What the task asks
Write out the lines of the material without any change, starting at the line that contains "grand-view-research-logo — [604, 29, 736, 53]" and stopping after the line that contains "bar-surgical-sutures-staplers-2020 — [44, 299, 71, 335]".

Recorded data:
..........

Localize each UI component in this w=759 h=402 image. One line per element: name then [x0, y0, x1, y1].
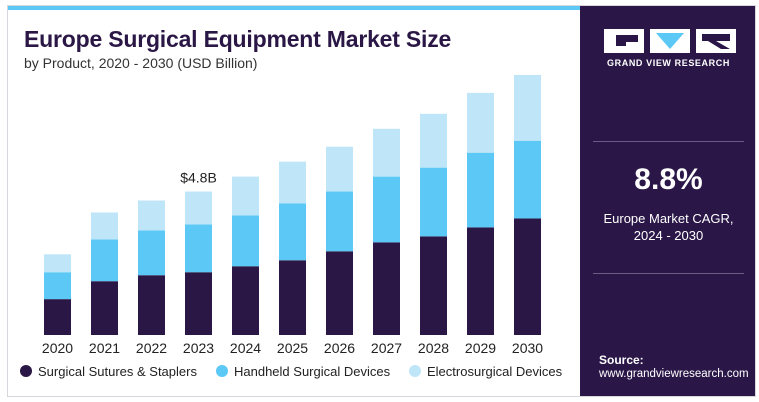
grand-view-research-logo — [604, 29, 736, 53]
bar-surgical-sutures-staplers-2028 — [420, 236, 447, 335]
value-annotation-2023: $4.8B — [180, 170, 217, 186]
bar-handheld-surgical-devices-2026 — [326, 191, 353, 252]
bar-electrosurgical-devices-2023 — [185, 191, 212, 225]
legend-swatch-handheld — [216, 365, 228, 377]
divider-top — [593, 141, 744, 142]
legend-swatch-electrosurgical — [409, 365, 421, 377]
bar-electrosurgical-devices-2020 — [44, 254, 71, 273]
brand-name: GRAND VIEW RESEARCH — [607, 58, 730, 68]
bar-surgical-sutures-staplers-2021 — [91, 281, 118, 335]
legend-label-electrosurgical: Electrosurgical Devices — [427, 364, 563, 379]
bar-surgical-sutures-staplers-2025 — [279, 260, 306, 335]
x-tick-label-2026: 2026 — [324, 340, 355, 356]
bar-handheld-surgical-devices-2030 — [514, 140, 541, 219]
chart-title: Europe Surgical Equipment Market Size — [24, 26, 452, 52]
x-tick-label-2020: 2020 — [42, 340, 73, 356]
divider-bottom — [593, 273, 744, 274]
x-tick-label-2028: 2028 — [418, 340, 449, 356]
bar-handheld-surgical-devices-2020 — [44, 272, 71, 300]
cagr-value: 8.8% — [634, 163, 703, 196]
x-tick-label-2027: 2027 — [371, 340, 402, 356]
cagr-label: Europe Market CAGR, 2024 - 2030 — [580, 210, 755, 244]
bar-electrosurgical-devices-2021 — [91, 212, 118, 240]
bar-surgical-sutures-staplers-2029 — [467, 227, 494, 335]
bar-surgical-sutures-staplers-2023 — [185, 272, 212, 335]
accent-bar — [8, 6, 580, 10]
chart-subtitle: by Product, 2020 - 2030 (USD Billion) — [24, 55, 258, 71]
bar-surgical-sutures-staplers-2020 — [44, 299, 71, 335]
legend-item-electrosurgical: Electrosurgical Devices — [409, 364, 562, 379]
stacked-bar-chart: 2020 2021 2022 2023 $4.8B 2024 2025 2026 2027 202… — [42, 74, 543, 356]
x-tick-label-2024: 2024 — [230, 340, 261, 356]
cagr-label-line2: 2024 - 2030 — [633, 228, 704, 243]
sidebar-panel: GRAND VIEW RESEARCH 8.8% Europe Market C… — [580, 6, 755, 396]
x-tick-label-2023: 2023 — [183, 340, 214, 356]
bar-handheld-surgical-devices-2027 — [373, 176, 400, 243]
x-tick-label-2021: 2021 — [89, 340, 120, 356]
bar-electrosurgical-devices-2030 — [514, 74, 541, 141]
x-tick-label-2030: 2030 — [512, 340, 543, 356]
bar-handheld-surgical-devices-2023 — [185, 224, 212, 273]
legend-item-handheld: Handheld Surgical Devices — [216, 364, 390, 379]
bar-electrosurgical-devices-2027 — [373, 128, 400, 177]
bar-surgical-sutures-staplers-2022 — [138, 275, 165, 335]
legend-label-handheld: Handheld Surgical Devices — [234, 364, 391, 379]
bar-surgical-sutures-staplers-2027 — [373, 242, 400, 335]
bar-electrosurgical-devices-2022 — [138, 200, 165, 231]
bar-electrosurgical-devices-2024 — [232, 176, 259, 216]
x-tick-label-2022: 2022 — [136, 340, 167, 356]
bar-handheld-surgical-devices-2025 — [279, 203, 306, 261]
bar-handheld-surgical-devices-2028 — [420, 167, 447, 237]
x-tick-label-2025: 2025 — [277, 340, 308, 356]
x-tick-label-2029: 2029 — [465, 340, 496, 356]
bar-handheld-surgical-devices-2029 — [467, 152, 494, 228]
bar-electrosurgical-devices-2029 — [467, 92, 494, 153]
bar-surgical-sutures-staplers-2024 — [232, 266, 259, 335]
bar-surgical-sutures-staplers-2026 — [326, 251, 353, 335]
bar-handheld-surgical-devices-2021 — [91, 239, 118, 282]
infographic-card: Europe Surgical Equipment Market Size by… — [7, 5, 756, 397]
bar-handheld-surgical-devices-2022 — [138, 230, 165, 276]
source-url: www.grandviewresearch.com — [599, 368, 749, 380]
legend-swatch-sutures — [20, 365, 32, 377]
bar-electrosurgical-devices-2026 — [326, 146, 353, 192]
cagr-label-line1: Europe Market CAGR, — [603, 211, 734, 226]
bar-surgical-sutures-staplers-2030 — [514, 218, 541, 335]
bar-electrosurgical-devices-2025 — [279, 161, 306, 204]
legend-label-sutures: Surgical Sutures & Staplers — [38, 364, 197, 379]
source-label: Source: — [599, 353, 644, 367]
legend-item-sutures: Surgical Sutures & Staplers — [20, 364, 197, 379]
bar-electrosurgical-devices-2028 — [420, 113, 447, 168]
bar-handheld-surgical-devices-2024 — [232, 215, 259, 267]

..........

Response to the task
grand-view-research-logo — [604, 29, 736, 53]
bar-surgical-sutures-staplers-2028 — [420, 236, 447, 335]
value-annotation-2023: $4.8B — [180, 170, 217, 186]
bar-handheld-surgical-devices-2026 — [326, 191, 353, 252]
bar-electrosurgical-devices-2023 — [185, 191, 212, 225]
legend-swatch-handheld — [216, 365, 228, 377]
divider-top — [593, 141, 744, 142]
legend-swatch-electrosurgical — [409, 365, 421, 377]
bar-electrosurgical-devices-2020 — [44, 254, 71, 273]
brand-name: GRAND VIEW RESEARCH — [607, 58, 730, 68]
bar-surgical-sutures-staplers-2021 — [91, 281, 118, 335]
legend-label-electrosurgical: Electrosurgical Devices — [427, 364, 563, 379]
bar-surgical-sutures-staplers-2025 — [279, 260, 306, 335]
x-tick-label-2026: 2026 — [324, 340, 355, 356]
bar-handheld-surgical-devices-2030 — [514, 140, 541, 219]
chart-title: Europe Surgical Equipment Market Size — [24, 26, 452, 52]
x-tick-label-2020: 2020 — [42, 340, 73, 356]
divider-bottom — [593, 273, 744, 274]
x-tick-label-2028: 2028 — [418, 340, 449, 356]
bar-handheld-surgical-devices-2020 — [44, 272, 71, 300]
cagr-value: 8.8% — [634, 163, 703, 196]
x-tick-label-2027: 2027 — [371, 340, 402, 356]
cagr-label: Europe Market CAGR, 2024 - 2030 — [580, 210, 755, 244]
bar-electrosurgical-devices-2021 — [91, 212, 118, 240]
bar-surgical-sutures-staplers-2029 — [467, 227, 494, 335]
bar-surgical-sutures-staplers-2023 — [185, 272, 212, 335]
accent-bar — [8, 6, 580, 10]
chart-subtitle: by Product, 2020 - 2030 (USD Billion) — [24, 55, 258, 71]
bar-surgical-sutures-staplers-2020 — [44, 299, 71, 335]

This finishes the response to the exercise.